#### [Problem]
Will you output all of the data below exactly, omitting the images?

#### [Stored data entries]

○ ○ ○ ○ ○ ○ ○

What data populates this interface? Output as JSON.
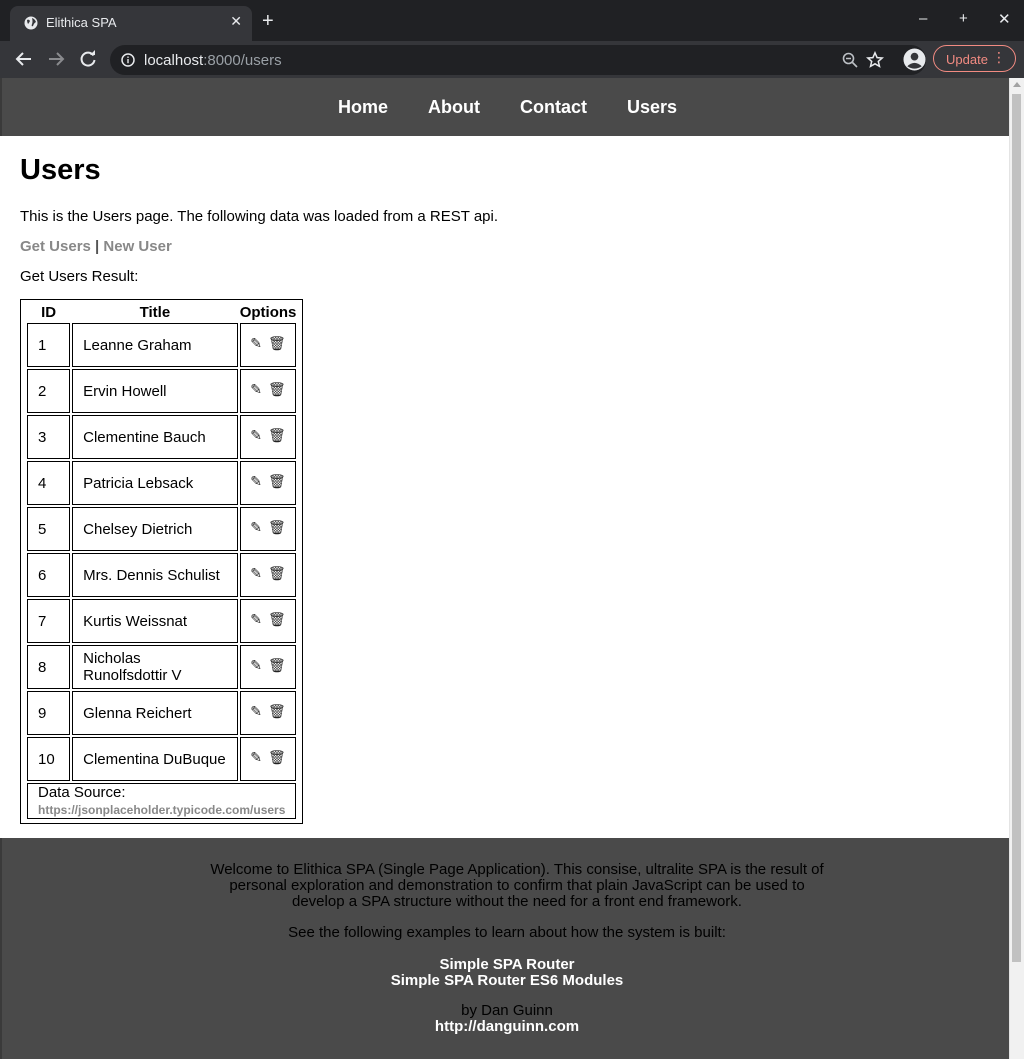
{
  "browser": {
    "tab_title": "Elithica SPA",
    "tab_close": "✕",
    "new_tab": "+",
    "window_minimize": "–",
    "window_maximize": "+",
    "window_close": "✕",
    "url_host": "localhost",
    "url_path": ":8000/users",
    "update_label": "Update",
    "menu_dots": "⋮"
  },
  "nav": {
    "items": [
      "Home",
      "About",
      "Contact",
      "Users"
    ]
  },
  "page": {
    "title": "Users",
    "intro": "This is the Users page. The following data was loaded from a REST api.",
    "get_users": "Get Users",
    "separator": "|",
    "new_user": "New User",
    "result_label": "Get Users Result:"
  },
  "table": {
    "headers": {
      "id": "ID",
      "title": "Title",
      "options": "Options"
    },
    "rows": [
      {
        "id": "1",
        "name": "Leanne Graham"
      },
      {
        "id": "2",
        "name": "Ervin Howell"
      },
      {
        "id": "3",
        "name": "Clementine Bauch"
      },
      {
        "id": "4",
        "name": "Patricia Lebsack"
      },
      {
        "id": "5",
        "name": "Chelsey Dietrich"
      },
      {
        "id": "6",
        "name": "Mrs. Dennis Schulist"
      },
      {
        "id": "7",
        "name": "Kurtis Weissnat"
      },
      {
        "id": "8",
        "name": "Nicholas Runolfsdottir V"
      },
      {
        "id": "9",
        "name": "Glenna Reichert"
      },
      {
        "id": "10",
        "name": "Clementina DuBuque"
      }
    ],
    "edit_icon": "✎",
    "delete_icon": "🗑",
    "source_label": "Data Source:",
    "source_url": "https://jsonplaceholder.typicode.com/users"
  },
  "footer": {
    "description": "Welcome to Elithica SPA (Single Page Application). This consise, ultralite SPA is the result of personal exploration and demonstration to confirm that plain JavaScript can be used to develop a SPA structure without the need for a front end framework.",
    "see_examples": "See the following examples to learn about how the system is built:",
    "link1": "Simple SPA Router",
    "link2": "Simple SPA Router ES6 Modules",
    "by": "by Dan Guinn",
    "site": "http://danguinn.com"
  },
  "colors": {
    "nav_bg": "#4a4a4a",
    "link_muted": "#888888",
    "update_accent": "#f28b82"
  },
  "icons": [
    "globe-icon",
    "back-arrow-icon",
    "forward-arrow-icon",
    "reload-icon",
    "info-icon",
    "zoom-icon",
    "star-icon",
    "account-icon",
    "edit-icon",
    "trash-icon"
  ]
}
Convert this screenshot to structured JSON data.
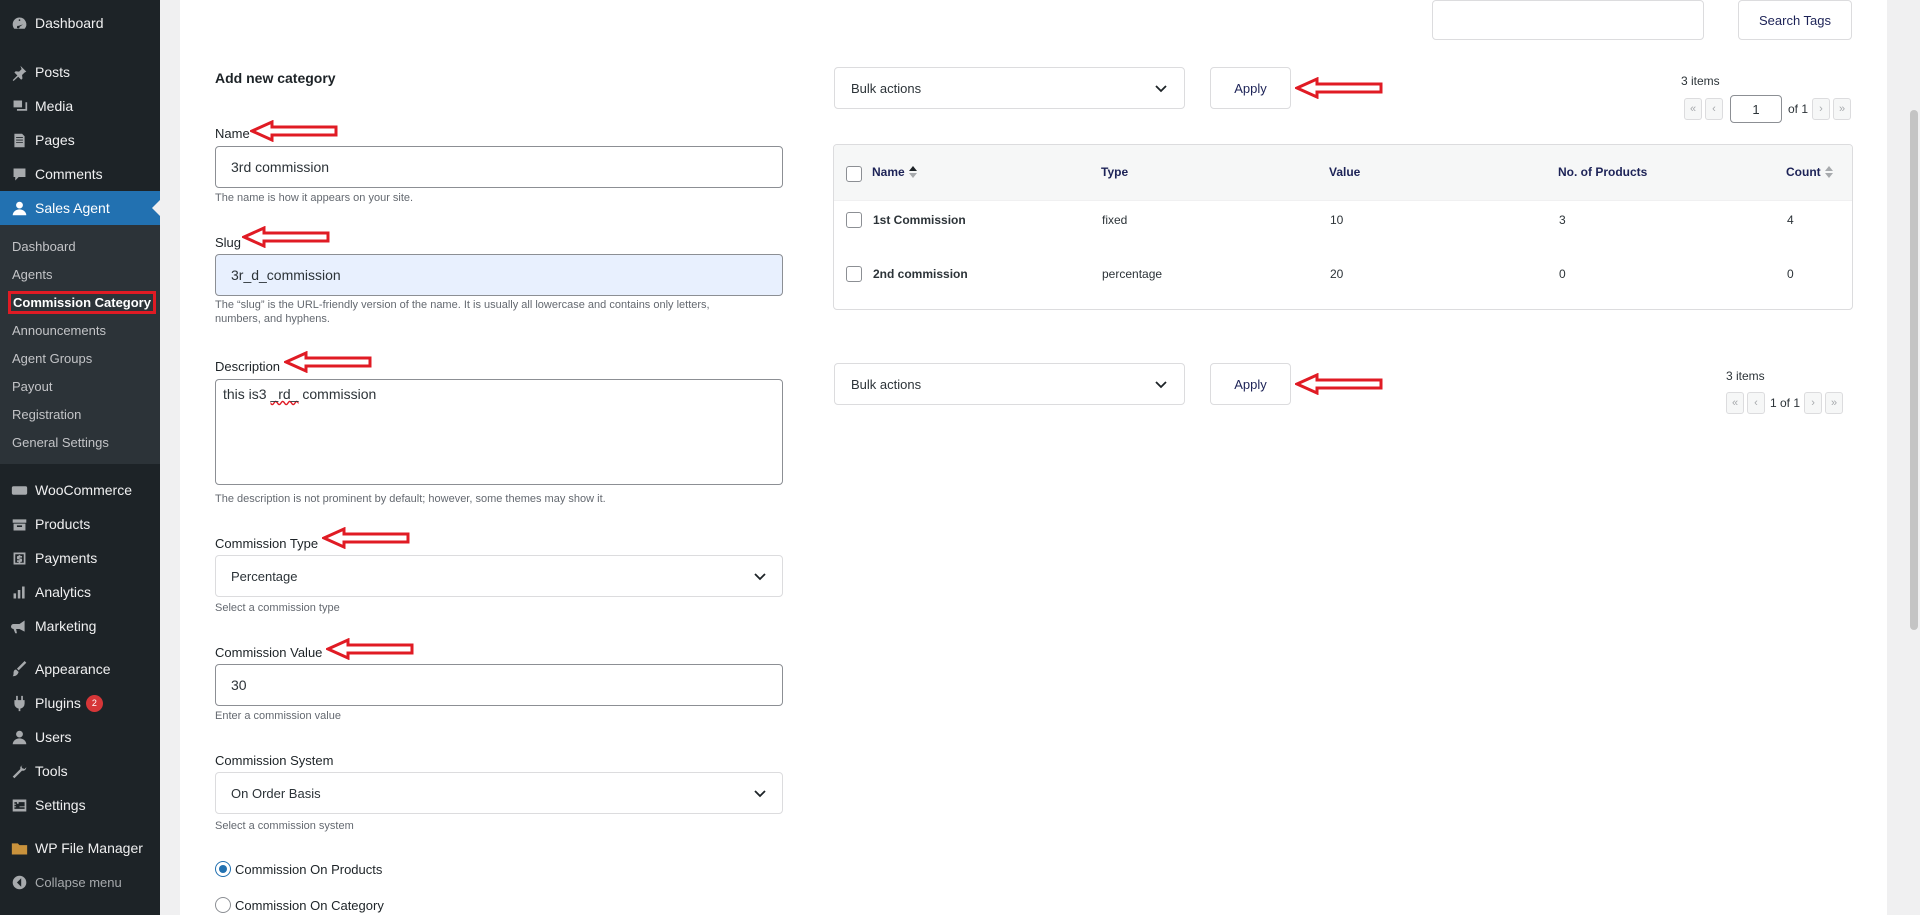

○ ○ ○ ○ ○ ○ ○

#### [Response]
What data populates this interface? Output as JSON.
{
  "browser": {
    "tab_title": "Elithica SPA",
    "tab_close": "✕",
    "new_tab": "+",
    "window_minimize": "–",
    "window_maximize": "+",
    "window_close": "✕",
    "url_host": "localhost",
    "url_path": ":8000/users",
    "update_label": "Update",
    "menu_dots": "⋮"
  },
  "nav": {
    "items": [
      "Home",
      "About",
      "Contact",
      "Users"
    ]
  },
  "page": {
    "title": "Users",
    "intro": "This is the Users page. The following data was loaded from a REST api.",
    "get_users": "Get Users",
    "separator": "|",
    "new_user": "New User",
    "result_label": "Get Users Result:"
  },
  "table": {
    "headers": {
      "id": "ID",
      "title": "Title",
      "options": "Options"
    },
    "rows": [
      {
        "id": "1",
        "name": "Leanne Graham"
      },
      {
        "id": "2",
        "name": "Ervin Howell"
      },
      {
        "id": "3",
        "name": "Clementine Bauch"
      },
      {
        "id": "4",
        "name": "Patricia Lebsack"
      },
      {
        "id": "5",
        "name": "Chelsey Dietrich"
      },
      {
        "id": "6",
        "name": "Mrs. Dennis Schulist"
      },
      {
        "id": "7",
        "name": "Kurtis Weissnat"
      },
      {
        "id": "8",
        "name": "Nicholas Runolfsdottir V"
      },
      {
        "id": "9",
        "name": "Glenna Reichert"
      },
      {
        "id": "10",
        "name": "Clementina DuBuque"
      }
    ],
    "edit_icon": "✎",
    "delete_icon": "🗑",
    "source_label": "Data Source:",
    "source_url": "https://jsonplaceholder.typicode.com/users"
  },
  "footer": {
    "description": "Welcome to Elithica SPA (Single Page Application). This consise, ultralite SPA is the result of personal exploration and demonstration to confirm that plain JavaScript can be used to develop a SPA structure without the need for a front end framework.",
    "see_examples": "See the following examples to learn about how the system is built:",
    "link1": "Simple SPA Router",
    "link2": "Simple SPA Router ES6 Modules",
    "by": "by Dan Guinn",
    "site": "http://danguinn.com"
  },
  "colors": {
    "nav_bg": "#4a4a4a",
    "link_muted": "#888888",
    "update_accent": "#f28b82"
  },
  "icons": [
    "globe-icon",
    "back-arrow-icon",
    "forward-arrow-icon",
    "reload-icon",
    "info-icon",
    "zoom-icon",
    "star-icon",
    "account-icon",
    "edit-icon",
    "trash-icon"
  ]
}
Convert this screenshot to structured JSON data.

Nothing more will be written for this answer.